[Stored records]
● ● ● ●
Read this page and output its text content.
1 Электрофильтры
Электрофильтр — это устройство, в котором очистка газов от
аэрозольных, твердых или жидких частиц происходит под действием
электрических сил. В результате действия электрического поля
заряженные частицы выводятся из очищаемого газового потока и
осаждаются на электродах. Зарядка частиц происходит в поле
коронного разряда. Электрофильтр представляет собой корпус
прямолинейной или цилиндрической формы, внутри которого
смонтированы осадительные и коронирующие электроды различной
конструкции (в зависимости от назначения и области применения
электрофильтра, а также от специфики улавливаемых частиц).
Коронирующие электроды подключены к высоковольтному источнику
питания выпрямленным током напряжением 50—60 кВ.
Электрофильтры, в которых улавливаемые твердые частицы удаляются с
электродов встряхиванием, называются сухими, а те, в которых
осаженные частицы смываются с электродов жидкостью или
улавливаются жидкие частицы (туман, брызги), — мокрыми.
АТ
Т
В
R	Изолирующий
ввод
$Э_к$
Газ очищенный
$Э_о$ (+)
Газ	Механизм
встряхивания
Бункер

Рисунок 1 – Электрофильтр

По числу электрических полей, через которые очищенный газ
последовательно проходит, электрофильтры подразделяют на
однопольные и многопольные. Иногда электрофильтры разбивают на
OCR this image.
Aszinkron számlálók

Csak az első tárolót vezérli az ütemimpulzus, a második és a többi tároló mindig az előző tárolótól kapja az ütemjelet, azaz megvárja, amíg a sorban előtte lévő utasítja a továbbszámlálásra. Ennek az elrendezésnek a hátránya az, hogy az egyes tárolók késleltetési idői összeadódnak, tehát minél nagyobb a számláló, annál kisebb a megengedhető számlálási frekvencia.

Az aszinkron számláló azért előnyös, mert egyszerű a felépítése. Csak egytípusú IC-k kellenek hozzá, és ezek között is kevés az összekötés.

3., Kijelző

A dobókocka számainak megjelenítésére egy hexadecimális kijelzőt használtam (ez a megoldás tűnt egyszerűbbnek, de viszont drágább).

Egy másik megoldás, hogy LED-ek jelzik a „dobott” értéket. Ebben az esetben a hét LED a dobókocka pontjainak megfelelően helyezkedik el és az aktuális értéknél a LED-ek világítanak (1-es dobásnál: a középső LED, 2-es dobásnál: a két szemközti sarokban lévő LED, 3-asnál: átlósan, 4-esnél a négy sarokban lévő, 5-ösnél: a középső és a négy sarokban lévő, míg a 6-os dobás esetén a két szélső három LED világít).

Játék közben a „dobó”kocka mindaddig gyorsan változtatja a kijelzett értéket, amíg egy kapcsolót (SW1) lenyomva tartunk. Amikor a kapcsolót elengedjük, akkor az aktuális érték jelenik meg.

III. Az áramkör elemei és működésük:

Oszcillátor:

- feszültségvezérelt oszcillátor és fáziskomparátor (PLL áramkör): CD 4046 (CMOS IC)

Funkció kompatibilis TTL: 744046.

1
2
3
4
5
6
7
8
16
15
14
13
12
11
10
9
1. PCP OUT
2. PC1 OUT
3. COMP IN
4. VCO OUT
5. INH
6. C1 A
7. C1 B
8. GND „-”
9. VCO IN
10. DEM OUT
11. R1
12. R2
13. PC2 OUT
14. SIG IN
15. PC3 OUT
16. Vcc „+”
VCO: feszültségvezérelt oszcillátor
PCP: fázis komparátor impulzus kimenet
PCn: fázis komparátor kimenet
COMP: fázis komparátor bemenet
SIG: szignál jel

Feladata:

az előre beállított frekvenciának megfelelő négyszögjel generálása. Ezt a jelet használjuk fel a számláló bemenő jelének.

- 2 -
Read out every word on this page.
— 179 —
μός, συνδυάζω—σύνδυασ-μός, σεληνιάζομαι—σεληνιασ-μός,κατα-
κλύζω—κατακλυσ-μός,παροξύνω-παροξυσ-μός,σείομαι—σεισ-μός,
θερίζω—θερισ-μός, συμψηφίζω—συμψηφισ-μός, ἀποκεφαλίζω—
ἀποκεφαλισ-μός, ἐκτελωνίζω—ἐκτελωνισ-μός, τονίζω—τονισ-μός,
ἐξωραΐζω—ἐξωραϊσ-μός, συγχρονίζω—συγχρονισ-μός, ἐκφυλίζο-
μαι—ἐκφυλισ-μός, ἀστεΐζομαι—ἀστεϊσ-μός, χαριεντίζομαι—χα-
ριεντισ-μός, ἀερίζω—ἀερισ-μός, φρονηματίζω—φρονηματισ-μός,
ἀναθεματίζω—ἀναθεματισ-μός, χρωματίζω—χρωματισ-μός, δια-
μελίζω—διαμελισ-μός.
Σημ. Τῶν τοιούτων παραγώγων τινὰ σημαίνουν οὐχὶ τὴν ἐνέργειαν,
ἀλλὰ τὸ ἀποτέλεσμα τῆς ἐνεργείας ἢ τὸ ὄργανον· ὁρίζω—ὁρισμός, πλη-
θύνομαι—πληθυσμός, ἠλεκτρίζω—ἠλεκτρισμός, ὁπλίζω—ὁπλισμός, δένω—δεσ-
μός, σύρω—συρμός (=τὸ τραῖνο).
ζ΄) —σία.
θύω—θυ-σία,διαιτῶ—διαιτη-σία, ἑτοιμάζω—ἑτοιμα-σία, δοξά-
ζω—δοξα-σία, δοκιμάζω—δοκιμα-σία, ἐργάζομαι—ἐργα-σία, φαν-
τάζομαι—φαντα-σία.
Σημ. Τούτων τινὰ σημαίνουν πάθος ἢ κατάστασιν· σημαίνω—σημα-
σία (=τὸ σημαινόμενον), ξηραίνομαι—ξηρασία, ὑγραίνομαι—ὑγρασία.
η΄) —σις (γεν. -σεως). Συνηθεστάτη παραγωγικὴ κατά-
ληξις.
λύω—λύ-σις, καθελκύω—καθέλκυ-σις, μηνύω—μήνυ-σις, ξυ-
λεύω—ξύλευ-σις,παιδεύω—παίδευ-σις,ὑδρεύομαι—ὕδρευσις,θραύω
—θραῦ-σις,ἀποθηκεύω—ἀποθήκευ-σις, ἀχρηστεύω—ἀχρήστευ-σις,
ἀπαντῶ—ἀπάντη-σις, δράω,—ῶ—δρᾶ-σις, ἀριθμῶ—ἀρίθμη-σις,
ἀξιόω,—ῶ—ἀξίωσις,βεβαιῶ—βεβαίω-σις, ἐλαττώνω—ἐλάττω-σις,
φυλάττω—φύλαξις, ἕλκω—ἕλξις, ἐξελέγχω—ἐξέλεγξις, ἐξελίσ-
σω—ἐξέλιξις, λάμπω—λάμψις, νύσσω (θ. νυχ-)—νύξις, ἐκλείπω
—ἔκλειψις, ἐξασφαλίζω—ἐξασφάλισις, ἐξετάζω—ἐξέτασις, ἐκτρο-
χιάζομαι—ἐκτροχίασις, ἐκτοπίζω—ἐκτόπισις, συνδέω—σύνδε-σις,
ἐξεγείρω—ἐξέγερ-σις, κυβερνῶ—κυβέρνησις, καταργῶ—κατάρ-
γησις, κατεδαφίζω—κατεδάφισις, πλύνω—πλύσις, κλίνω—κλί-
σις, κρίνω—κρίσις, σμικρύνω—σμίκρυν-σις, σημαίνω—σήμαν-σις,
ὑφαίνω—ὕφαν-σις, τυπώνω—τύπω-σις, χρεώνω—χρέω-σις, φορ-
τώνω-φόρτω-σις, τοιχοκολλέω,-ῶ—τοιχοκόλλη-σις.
● ● ● ●
AIM | The records above are to be repeated exactly, in their entirety.

FINAL RESULT |
Read this page and output its text content.
1 Электрофильтры
Электрофильтр — это устройство, в котором очистка газов от
аэрозольных, твердых или жидких частиц происходит под действием
электрических сил. В результате действия электрического поля
заряженные частицы выводятся из очищаемого газового потока и
осаждаются на электродах. Зарядка частиц происходит в поле
коронного разряда. Электрофильтр представляет собой корпус
прямолинейной или цилиндрической формы, внутри которого
смонтированы осадительные и коронирующие электроды различной
конструкции (в зависимости от назначения и области применения
электрофильтра, а также от специфики улавливаемых частиц).
Коронирующие электроды подключены к высоковольтному источнику
питания выпрямленным током напряжением 50—60 кВ.
Электрофильтры, в которых улавливаемые твердые частицы удаляются с
электродов встряхиванием, называются сухими, а те, в которых
осаженные частицы смываются с электродов жидкостью или
улавливаются жидкие частицы (туман, брызги), — мокрыми.
АТ
Т
В
R	Изолирующий
ввод
$Э_к$
Газ очищенный
$Э_о$ (+)
Газ	Механизм
встряхивания
Бункер

Рисунок 1 – Электрофильтр

По числу электрических полей, через которые очищенный газ
последовательно проходит, электрофильтры подразделяют на
однопольные и многопольные. Иногда электрофильтры разбивают на
OCR this image.
Aszinkron számlálók

Csak az első tárolót vezérli az ütemimpulzus, a második és a többi tároló mindig az előző tárolótól kapja az ütemjelet, azaz megvárja, amíg a sorban előtte lévő utasítja a továbbszámlálásra. Ennek az elrendezésnek a hátránya az, hogy az egyes tárolók késleltetési idői összeadódnak, tehát minél nagyobb a számláló, annál kisebb a megengedhető számlálási frekvencia.

Az aszinkron számláló azért előnyös, mert egyszerű a felépítése. Csak egytípusú IC-k kellenek hozzá, és ezek között is kevés az összekötés.

3., Kijelző

A dobókocka számainak megjelenítésére egy hexadecimális kijelzőt használtam (ez a megoldás tűnt egyszerűbbnek, de viszont drágább).

Egy másik megoldás, hogy LED-ek jelzik a „dobott” értéket. Ebben az esetben a hét LED a dobókocka pontjainak megfelelően helyezkedik el és az aktuális értéknél a LED-ek világítanak (1-es dobásnál: a középső LED, 2-es dobásnál: a két szemközti sarokban lévő LED, 3-asnál: átlósan, 4-esnél a négy sarokban lévő, 5-ösnél: a középső és a négy sarokban lévő, míg a 6-os dobás esetén a két szélső három LED világít).

Játék közben a „dobó”kocka mindaddig gyorsan változtatja a kijelzett értéket, amíg egy kapcsolót (SW1) lenyomva tartunk. Amikor a kapcsolót elengedjük, akkor az aktuális érték jelenik meg.

III. Az áramkör elemei és működésük:

Oszcillátor:

- feszültségvezérelt oszcillátor és fáziskomparátor (PLL áramkör): CD 4046 (CMOS IC)

Funkció kompatibilis TTL: 744046.

1
2
3
4
5
6
7
8
16
15
14
13
12
11
10
9
1. PCP OUT
2. PC1 OUT
3. COMP IN
4. VCO OUT
5. INH
6. C1 A
7. C1 B
8. GND „-”
9. VCO IN
10. DEM OUT
11. R1
12. R2
13. PC2 OUT
14. SIG IN
15. PC3 OUT
16. Vcc „+”
VCO: feszültségvezérelt oszcillátor
PCP: fázis komparátor impulzus kimenet
PCn: fázis komparátor kimenet
COMP: fázis komparátor bemenet
SIG: szignál jel

Feladata:

az előre beállított frekvenciának megfelelő négyszögjel generálása. Ezt a jelet használjuk fel a számláló bemenő jelének.

- 2 -
Read out every word on this page.
— 179 —
μός, συνδυάζω—σύνδυασ-μός, σεληνιάζομαι—σεληνιασ-μός,κατα-
κλύζω—κατακλυσ-μός,παροξύνω-παροξυσ-μός,σείομαι—σεισ-μός,
θερίζω—θερισ-μός, συμψηφίζω—συμψηφισ-μός, ἀποκεφαλίζω—
ἀποκεφαλισ-μός, ἐκτελωνίζω—ἐκτελωνισ-μός, τονίζω—τονισ-μός,
ἐξωραΐζω—ἐξωραϊσ-μός, συγχρονίζω—συγχρονισ-μός, ἐκφυλίζο-
μαι—ἐκφυλισ-μός, ἀστεΐζομαι—ἀστεϊσ-μός, χαριεντίζομαι—χα-
ριεντισ-μός, ἀερίζω—ἀερισ-μός, φρονηματίζω—φρονηματισ-μός,
ἀναθεματίζω—ἀναθεματισ-μός, χρωματίζω—χρωματισ-μός, δια-
μελίζω—διαμελισ-μός.
Σημ. Τῶν τοιούτων παραγώγων τινὰ σημαίνουν οὐχὶ τὴν ἐνέργειαν,
ἀλλὰ τὸ ἀποτέλεσμα τῆς ἐνεργείας ἢ τὸ ὄργανον· ὁρίζω—ὁρισμός, πλη-
θύνομαι—πληθυσμός, ἠλεκτρίζω—ἠλεκτρισμός, ὁπλίζω—ὁπλισμός, δένω—δεσ-
μός, σύρω—συρμός (=τὸ τραῖνο).
ζ΄) —σία.
θύω—θυ-σία,διαιτῶ—διαιτη-σία, ἑτοιμάζω—ἑτοιμα-σία, δοξά-
ζω—δοξα-σία, δοκιμάζω—δοκιμα-σία, ἐργάζομαι—ἐργα-σία, φαν-
τάζομαι—φαντα-σία.
Σημ. Τούτων τινὰ σημαίνουν πάθος ἢ κατάστασιν· σημαίνω—σημα-
σία (=τὸ σημαινόμενον), ξηραίνομαι—ξηρασία, ὑγραίνομαι—ὑγρασία.
η΄) —σις (γεν. -σεως). Συνηθεστάτη παραγωγικὴ κατά-
ληξις.
λύω—λύ-σις, καθελκύω—καθέλκυ-σις, μηνύω—μήνυ-σις, ξυ-
λεύω—ξύλευ-σις,παιδεύω—παίδευ-σις,ὑδρεύομαι—ὕδρευσις,θραύω
—θραῦ-σις,ἀποθηκεύω—ἀποθήκευ-σις, ἀχρηστεύω—ἀχρήστευ-σις,
ἀπαντῶ—ἀπάντη-σις, δράω,—ῶ—δρᾶ-σις, ἀριθμῶ—ἀρίθμη-σις,
ἀξιόω,—ῶ—ἀξίωσις,βεβαιῶ—βεβαίω-σις, ἐλαττώνω—ἐλάττω-σις,
φυλάττω—φύλαξις, ἕλκω—ἕλξις, ἐξελέγχω—ἐξέλεγξις, ἐξελίσ-
σω—ἐξέλιξις, λάμπω—λάμψις, νύσσω (θ. νυχ-)—νύξις, ἐκλείπω
—ἔκλειψις, ἐξασφαλίζω—ἐξασφάλισις, ἐξετάζω—ἐξέτασις, ἐκτρο-
χιάζομαι—ἐκτροχίασις, ἐκτοπίζω—ἐκτόπισις, συνδέω—σύνδε-σις,
ἐξεγείρω—ἐξέγερ-σις, κυβερνῶ—κυβέρνησις, καταργῶ—κατάρ-
γησις, κατεδαφίζω—κατεδάφισις, πλύνω—πλύσις, κλίνω—κλί-
σις, κρίνω—κρίσις, σμικρύνω—σμίκρυν-σις, σημαίνω—σήμαν-σις,
ὑφαίνω—ὕφαν-σις, τυπώνω—τύπω-σις, χρεώνω—χρέω-σις, φορ-
τώνω-φόρτω-σις, τοιχοκολλέω,-ῶ—τοιχοκόλλη-σις.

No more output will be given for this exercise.